Stored records »
-------------------------
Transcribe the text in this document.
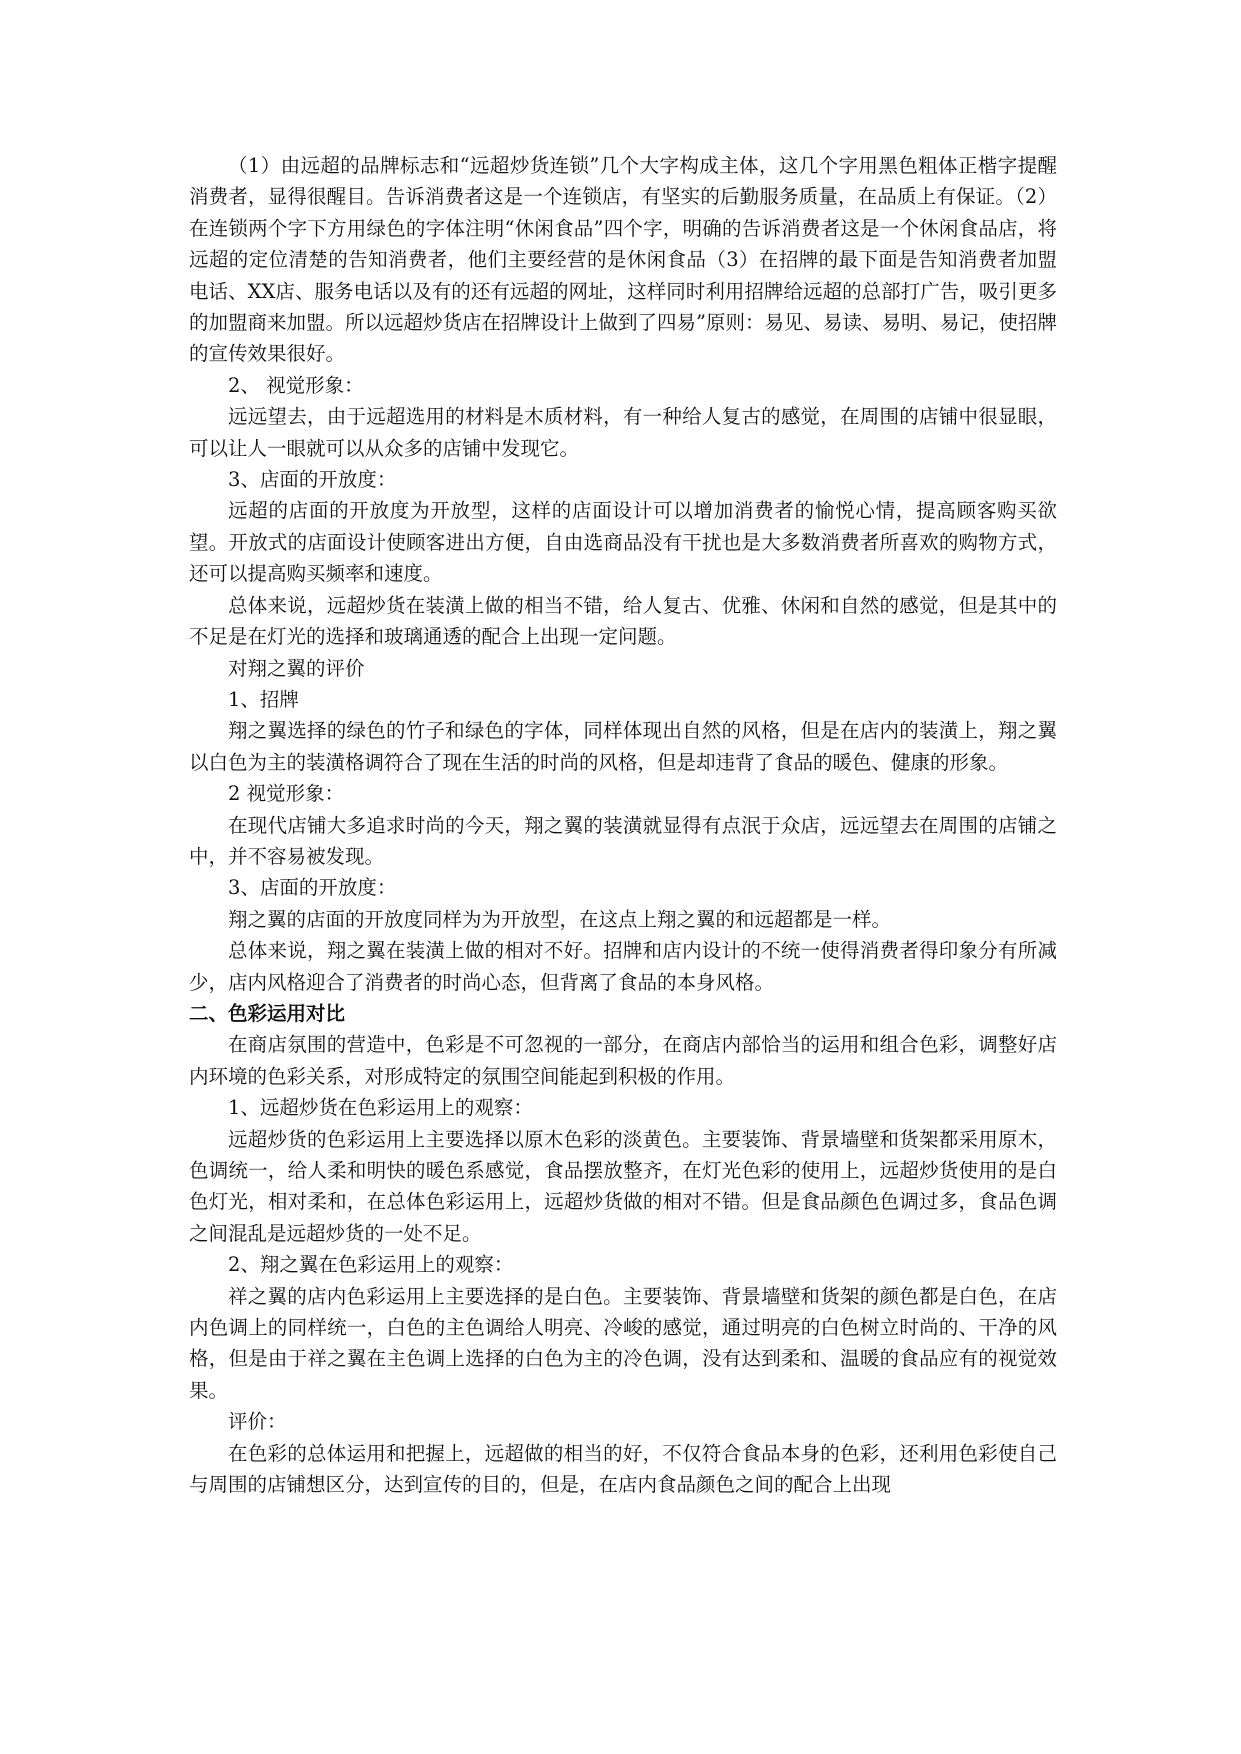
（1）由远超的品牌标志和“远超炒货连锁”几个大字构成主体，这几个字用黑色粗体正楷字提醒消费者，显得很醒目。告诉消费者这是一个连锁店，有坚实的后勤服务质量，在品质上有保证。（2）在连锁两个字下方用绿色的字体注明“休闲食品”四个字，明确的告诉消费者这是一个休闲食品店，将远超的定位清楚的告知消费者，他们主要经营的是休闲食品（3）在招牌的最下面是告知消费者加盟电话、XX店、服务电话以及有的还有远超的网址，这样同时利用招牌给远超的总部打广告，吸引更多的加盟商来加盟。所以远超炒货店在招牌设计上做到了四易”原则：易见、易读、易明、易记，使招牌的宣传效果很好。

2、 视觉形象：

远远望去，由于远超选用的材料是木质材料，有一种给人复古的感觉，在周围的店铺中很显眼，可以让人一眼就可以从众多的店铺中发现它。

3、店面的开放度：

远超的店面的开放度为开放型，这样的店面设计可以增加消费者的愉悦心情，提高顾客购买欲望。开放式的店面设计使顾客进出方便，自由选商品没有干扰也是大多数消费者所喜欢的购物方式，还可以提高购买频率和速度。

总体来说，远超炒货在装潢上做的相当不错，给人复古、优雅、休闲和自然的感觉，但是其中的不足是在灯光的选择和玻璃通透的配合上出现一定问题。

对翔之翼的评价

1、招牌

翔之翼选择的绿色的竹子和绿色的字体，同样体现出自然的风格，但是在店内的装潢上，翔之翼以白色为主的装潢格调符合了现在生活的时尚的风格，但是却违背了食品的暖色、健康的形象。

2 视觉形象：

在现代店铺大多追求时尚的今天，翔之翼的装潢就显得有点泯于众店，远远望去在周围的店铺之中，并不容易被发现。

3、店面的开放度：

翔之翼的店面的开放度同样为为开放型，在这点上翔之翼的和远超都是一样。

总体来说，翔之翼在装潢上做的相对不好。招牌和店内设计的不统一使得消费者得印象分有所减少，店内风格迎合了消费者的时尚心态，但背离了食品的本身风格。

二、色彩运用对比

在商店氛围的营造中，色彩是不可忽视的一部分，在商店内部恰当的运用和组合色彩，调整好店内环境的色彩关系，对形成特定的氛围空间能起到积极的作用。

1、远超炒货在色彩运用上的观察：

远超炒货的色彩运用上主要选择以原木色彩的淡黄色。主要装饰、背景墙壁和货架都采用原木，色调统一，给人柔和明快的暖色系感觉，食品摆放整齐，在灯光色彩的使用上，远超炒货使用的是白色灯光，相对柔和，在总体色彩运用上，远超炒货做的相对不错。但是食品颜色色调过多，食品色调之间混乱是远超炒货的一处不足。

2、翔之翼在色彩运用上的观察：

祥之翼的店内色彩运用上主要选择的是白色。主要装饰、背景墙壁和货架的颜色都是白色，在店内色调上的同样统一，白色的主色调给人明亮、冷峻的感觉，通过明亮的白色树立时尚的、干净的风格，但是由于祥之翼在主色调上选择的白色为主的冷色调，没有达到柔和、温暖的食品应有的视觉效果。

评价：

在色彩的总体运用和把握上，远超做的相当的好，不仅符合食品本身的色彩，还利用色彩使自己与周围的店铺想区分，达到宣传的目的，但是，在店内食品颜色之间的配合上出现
-------------------------
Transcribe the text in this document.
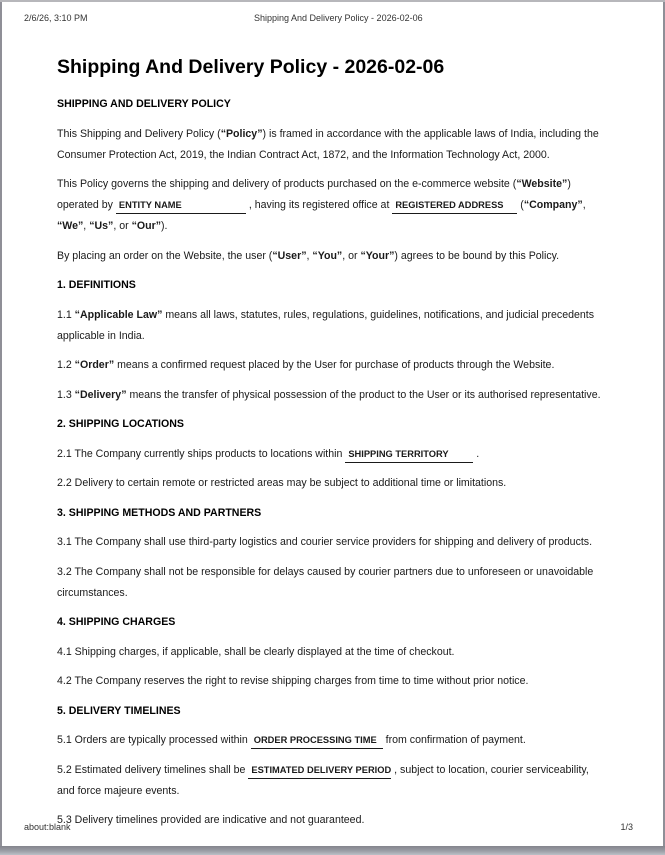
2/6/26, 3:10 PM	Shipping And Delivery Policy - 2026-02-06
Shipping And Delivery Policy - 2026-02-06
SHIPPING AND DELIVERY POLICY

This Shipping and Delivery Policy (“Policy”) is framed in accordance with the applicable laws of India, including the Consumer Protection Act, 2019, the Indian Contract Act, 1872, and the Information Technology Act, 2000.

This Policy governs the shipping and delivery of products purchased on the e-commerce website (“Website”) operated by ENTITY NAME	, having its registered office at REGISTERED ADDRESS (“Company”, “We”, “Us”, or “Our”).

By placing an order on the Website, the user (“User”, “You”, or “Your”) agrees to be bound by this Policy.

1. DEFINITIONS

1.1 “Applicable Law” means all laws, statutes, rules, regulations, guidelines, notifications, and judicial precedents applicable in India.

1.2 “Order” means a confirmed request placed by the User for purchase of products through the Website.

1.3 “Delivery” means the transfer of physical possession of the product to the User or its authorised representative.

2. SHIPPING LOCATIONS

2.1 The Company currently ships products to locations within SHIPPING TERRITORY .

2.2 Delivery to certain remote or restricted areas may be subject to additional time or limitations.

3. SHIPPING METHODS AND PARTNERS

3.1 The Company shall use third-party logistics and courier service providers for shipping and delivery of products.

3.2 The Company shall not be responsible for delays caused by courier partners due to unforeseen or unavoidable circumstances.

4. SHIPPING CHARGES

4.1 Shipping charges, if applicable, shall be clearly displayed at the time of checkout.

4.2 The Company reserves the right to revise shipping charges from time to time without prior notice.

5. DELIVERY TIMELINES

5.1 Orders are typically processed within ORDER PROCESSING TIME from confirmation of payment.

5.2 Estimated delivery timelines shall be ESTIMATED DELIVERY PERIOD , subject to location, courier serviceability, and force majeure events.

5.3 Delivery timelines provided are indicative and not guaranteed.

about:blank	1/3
-------------------------
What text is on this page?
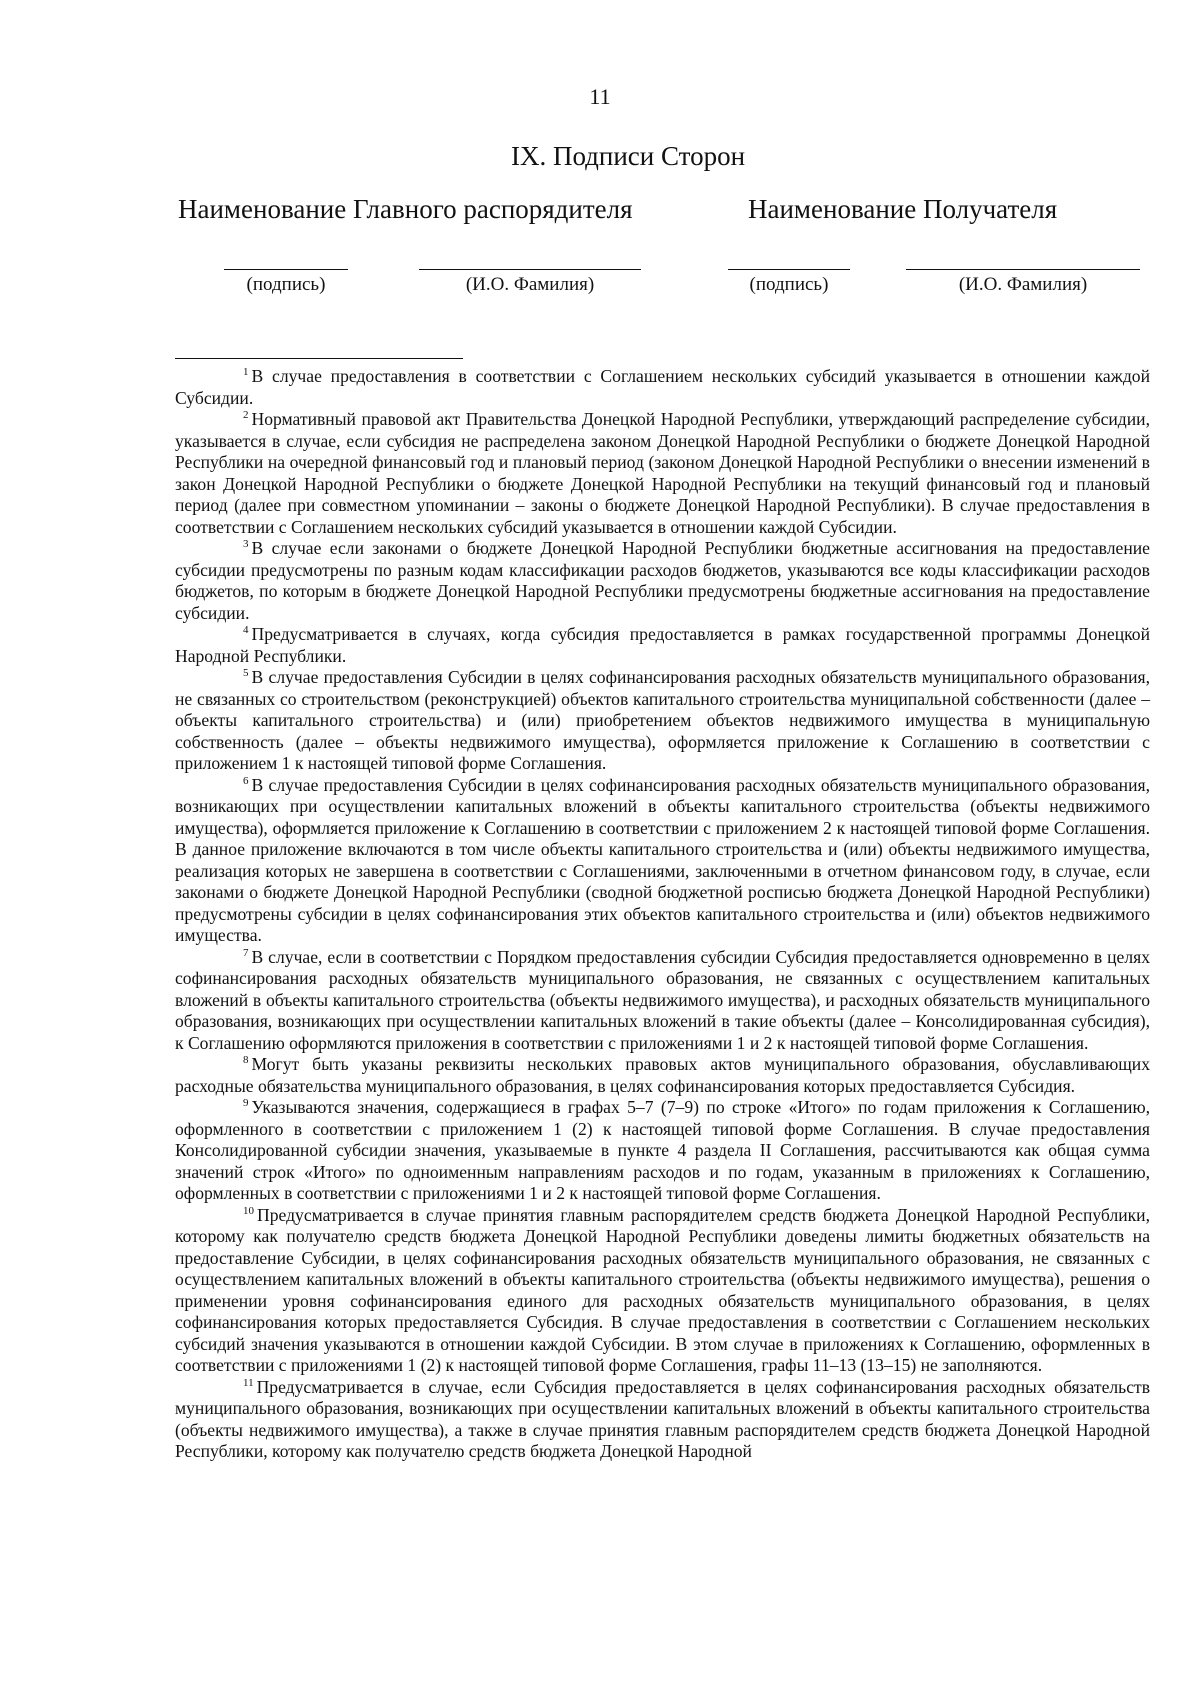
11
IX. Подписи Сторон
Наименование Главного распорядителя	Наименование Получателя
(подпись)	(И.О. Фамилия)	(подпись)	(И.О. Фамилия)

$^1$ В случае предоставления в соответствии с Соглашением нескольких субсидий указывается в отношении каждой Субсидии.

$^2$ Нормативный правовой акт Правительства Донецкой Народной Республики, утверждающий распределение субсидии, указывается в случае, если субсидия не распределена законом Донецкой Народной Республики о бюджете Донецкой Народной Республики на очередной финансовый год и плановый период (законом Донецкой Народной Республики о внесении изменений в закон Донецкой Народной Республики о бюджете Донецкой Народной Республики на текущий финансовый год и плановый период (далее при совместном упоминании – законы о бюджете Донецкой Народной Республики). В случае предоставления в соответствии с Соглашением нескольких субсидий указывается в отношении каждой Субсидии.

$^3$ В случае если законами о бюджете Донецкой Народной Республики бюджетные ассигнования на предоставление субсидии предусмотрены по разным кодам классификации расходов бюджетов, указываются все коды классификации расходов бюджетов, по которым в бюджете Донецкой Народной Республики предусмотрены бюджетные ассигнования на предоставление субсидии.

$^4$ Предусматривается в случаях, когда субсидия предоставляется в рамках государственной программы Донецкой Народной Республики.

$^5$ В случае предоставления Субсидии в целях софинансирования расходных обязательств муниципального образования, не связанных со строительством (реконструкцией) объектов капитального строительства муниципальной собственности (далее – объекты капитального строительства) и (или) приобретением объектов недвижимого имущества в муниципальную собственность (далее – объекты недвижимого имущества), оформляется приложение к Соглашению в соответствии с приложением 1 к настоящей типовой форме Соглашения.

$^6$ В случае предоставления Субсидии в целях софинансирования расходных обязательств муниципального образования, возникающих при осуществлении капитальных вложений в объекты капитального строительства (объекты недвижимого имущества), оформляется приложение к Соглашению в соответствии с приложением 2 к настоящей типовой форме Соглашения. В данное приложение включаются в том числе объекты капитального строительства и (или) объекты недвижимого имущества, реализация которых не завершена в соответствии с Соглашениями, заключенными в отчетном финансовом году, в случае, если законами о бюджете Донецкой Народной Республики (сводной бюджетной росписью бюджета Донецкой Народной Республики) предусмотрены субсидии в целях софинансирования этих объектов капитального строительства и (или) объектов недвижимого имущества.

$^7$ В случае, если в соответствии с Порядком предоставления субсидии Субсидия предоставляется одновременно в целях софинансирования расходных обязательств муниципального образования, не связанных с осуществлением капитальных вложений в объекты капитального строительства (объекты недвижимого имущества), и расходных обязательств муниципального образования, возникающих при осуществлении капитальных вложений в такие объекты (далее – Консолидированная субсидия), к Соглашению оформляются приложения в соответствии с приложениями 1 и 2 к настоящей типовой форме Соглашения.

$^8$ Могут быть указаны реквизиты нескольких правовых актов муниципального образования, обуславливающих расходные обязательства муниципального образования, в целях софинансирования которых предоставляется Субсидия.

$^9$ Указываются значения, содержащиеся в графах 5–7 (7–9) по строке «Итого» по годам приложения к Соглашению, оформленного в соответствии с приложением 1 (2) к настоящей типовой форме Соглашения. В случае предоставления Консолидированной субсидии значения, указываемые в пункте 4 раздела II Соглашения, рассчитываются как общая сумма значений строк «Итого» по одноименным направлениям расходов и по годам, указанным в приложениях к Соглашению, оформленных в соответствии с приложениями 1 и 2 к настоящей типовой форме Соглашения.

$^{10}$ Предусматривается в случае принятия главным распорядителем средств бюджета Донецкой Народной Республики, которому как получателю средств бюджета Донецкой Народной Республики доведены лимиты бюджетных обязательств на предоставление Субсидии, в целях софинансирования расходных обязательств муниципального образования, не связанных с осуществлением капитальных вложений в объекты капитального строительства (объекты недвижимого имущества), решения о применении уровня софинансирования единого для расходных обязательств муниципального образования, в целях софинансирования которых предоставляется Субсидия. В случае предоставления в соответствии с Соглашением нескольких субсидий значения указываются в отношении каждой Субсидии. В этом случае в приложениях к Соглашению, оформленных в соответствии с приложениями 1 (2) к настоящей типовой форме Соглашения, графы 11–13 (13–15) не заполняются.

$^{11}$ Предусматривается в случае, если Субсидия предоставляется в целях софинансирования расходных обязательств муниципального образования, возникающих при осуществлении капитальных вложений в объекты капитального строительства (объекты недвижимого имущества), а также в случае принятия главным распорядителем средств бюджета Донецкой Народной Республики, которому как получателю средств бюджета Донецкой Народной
-------------------------
What is being asked »
Your answer should be one number: how many lines in the material above contain the string "Website".

Response »
3